(Extracted data entries)
· · · ·

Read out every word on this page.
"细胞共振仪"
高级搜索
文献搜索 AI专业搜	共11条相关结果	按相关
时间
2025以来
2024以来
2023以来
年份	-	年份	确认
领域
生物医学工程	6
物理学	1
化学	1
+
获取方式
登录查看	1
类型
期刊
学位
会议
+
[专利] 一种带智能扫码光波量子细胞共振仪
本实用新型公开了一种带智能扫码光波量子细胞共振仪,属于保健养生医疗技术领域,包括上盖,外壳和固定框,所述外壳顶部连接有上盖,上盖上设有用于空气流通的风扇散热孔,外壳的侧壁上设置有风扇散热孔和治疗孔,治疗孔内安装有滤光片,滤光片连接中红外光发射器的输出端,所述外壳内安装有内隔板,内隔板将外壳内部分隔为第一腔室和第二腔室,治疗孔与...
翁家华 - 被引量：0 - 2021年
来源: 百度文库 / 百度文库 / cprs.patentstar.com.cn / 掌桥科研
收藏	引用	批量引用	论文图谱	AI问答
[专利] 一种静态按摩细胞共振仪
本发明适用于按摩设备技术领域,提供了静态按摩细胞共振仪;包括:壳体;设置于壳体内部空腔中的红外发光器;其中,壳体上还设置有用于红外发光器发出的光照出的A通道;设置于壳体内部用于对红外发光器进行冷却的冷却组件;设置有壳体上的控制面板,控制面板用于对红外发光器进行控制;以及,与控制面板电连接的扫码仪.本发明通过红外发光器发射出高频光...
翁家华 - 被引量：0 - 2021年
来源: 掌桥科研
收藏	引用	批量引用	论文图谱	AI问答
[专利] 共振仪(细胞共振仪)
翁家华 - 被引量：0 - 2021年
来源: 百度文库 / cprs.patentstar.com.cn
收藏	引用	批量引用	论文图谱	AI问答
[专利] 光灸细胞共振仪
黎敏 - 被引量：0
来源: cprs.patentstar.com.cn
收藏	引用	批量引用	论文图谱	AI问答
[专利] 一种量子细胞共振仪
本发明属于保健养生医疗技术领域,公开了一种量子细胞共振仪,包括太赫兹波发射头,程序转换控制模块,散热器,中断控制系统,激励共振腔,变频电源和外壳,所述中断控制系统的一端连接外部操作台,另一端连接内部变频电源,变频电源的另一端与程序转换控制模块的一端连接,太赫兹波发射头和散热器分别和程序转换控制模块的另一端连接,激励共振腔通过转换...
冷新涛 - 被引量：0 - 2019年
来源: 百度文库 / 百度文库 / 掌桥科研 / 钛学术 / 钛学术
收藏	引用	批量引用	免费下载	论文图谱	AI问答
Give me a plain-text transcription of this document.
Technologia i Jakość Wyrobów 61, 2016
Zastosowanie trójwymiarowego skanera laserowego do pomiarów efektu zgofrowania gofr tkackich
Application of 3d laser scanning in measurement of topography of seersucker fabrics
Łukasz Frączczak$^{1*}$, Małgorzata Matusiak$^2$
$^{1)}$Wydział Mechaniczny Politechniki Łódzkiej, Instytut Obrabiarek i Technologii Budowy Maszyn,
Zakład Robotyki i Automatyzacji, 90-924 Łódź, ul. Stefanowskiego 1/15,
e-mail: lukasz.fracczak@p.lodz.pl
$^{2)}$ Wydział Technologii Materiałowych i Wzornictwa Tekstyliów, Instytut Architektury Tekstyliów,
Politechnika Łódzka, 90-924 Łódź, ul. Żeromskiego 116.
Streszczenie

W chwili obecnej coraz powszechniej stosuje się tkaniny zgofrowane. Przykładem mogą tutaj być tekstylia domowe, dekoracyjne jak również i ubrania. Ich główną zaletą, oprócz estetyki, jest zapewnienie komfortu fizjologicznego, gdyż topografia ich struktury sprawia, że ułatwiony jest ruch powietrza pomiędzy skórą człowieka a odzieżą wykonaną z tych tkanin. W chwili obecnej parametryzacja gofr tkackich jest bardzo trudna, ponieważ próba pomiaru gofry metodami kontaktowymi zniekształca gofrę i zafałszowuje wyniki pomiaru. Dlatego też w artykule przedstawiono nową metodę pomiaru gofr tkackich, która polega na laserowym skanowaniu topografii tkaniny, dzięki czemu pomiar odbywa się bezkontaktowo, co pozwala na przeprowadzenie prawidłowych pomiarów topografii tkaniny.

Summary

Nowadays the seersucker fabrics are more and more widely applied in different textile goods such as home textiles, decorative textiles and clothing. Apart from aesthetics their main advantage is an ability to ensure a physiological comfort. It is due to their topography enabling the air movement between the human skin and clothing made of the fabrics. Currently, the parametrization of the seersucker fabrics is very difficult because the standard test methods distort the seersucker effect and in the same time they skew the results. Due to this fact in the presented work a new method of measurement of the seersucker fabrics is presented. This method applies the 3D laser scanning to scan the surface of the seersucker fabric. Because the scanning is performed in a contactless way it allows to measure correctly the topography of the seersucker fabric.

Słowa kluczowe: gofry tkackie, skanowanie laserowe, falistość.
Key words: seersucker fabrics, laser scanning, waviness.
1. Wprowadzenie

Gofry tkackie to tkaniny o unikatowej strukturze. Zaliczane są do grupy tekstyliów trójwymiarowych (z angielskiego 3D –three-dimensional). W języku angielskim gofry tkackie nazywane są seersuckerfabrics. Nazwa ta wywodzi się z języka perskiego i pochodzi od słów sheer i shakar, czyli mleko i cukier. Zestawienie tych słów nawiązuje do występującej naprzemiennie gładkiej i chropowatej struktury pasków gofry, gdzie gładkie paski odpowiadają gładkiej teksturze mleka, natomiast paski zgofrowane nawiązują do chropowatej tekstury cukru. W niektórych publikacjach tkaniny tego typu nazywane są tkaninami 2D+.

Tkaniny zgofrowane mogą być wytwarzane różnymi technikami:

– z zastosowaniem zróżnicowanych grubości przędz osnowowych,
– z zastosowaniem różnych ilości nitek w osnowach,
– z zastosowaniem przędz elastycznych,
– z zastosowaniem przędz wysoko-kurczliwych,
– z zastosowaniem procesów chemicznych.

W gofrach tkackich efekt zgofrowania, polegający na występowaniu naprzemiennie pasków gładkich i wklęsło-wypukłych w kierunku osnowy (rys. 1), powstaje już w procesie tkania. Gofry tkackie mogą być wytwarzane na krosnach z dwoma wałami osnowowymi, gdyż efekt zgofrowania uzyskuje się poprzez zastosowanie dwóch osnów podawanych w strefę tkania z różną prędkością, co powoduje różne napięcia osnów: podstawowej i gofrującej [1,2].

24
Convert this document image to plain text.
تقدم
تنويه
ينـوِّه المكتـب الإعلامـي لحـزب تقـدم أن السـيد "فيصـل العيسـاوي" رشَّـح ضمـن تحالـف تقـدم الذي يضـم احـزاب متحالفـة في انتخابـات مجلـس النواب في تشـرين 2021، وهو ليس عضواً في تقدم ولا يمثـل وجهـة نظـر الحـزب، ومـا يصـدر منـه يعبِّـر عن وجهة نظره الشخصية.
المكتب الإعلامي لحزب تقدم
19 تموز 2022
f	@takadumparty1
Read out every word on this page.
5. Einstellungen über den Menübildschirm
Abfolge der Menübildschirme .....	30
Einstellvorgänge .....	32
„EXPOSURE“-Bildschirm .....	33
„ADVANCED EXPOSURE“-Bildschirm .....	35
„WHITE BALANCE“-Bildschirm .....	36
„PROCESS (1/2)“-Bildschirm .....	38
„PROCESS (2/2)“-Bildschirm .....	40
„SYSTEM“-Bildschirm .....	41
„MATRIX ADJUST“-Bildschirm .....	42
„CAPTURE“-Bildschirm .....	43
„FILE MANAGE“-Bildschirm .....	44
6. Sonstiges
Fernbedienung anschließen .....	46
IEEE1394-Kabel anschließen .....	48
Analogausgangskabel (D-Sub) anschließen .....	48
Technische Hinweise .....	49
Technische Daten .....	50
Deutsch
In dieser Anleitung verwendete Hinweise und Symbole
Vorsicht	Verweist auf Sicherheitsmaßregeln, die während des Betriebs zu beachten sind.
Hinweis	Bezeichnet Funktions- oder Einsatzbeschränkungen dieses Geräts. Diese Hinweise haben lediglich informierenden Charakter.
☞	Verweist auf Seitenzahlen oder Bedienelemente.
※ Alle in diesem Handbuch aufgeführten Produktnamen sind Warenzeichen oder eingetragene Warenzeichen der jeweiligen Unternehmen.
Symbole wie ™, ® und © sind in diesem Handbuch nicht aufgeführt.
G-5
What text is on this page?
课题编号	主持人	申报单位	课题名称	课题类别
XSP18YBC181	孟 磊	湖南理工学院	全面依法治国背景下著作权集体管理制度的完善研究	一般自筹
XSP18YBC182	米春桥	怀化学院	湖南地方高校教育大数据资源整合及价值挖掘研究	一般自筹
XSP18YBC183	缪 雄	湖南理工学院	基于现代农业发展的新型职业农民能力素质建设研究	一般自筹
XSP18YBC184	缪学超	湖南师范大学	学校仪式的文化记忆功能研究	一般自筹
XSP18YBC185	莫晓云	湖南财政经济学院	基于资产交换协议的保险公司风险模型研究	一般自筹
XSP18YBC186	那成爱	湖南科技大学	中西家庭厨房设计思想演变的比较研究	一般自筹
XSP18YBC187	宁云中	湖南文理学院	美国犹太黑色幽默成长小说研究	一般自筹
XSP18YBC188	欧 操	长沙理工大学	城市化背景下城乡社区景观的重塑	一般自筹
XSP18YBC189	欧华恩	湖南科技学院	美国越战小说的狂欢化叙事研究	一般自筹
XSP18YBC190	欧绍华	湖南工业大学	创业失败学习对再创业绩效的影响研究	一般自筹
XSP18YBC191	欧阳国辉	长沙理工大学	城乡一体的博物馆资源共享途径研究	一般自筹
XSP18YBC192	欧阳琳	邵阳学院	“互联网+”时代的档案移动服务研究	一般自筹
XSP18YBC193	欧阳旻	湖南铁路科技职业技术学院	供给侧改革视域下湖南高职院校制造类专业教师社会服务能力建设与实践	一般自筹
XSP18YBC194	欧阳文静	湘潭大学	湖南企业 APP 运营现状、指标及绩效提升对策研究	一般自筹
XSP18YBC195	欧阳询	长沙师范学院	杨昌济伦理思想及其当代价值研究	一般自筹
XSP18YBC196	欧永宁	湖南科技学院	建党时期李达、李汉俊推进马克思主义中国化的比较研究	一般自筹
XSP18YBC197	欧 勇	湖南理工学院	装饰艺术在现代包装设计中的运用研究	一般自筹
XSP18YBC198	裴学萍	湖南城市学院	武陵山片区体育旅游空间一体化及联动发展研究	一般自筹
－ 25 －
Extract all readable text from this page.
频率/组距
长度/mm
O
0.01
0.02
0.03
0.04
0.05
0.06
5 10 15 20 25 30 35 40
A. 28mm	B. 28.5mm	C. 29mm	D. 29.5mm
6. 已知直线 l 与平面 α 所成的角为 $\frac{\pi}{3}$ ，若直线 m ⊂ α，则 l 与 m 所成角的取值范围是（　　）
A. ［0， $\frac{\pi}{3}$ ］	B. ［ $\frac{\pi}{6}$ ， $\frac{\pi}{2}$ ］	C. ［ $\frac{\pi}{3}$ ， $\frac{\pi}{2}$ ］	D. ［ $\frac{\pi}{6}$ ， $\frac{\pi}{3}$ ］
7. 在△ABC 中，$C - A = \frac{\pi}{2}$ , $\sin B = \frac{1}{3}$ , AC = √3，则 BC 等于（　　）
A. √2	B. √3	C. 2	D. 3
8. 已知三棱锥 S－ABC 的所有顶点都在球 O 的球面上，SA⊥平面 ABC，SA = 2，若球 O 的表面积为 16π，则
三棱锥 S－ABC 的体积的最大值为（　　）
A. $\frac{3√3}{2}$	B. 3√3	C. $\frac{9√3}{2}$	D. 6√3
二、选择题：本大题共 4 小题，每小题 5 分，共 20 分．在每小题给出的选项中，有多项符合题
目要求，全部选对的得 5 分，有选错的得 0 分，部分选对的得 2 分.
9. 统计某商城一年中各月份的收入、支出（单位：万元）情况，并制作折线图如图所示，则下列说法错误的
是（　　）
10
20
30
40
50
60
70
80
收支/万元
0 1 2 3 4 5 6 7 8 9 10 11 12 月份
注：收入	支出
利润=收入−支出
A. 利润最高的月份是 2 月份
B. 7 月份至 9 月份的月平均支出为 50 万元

· · · ·

**What you should do**
Of the lines in the material above, state how many contain the string "Symbole"; give no other text.

**Expected output**
2